EXERCISE REQUIREMENTS →
Reproduce the following lines verbatim.

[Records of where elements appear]
══════

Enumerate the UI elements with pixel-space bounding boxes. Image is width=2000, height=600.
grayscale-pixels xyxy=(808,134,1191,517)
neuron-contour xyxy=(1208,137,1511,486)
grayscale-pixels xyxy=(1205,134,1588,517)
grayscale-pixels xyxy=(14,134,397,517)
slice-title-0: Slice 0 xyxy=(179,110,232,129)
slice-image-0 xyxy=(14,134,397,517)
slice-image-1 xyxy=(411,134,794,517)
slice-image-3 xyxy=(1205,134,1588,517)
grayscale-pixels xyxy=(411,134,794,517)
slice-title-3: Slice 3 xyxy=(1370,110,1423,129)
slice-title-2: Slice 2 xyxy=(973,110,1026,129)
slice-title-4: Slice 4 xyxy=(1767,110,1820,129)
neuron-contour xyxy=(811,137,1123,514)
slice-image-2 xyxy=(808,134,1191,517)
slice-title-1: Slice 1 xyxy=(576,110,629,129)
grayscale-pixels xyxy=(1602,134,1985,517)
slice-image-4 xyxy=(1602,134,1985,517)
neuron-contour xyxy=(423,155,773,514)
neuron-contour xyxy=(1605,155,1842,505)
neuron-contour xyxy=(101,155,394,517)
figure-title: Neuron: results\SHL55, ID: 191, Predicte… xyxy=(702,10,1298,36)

══════

WRITTEN ANSWER →
Enumerate the UI elements with pixel-space bounding boxes. Image is width=2000, height=600.
grayscale-pixels xyxy=(808,134,1191,517)
neuron-contour xyxy=(1208,137,1511,486)
grayscale-pixels xyxy=(1205,134,1588,517)
grayscale-pixels xyxy=(14,134,397,517)
slice-title-0: Slice 0 xyxy=(179,110,232,129)
slice-image-0 xyxy=(14,134,397,517)
slice-image-1 xyxy=(411,134,794,517)
slice-image-3 xyxy=(1205,134,1588,517)
grayscale-pixels xyxy=(411,134,794,517)
slice-title-3: Slice 3 xyxy=(1370,110,1423,129)
slice-title-2: Slice 2 xyxy=(973,110,1026,129)
slice-title-4: Slice 4 xyxy=(1767,110,1820,129)
neuron-contour xyxy=(811,137,1123,514)
slice-image-2 xyxy=(808,134,1191,517)
slice-title-1: Slice 1 xyxy=(576,110,629,129)
grayscale-pixels xyxy=(1602,134,1985,517)
slice-image-4 xyxy=(1602,134,1985,517)
neuron-contour xyxy=(423,155,773,514)
neuron-contour xyxy=(1605,155,1842,505)
neuron-contour xyxy=(101,155,394,517)
figure-title: Neuron: results\SHL55, ID: 191, Predicte… xyxy=(702,10,1298,36)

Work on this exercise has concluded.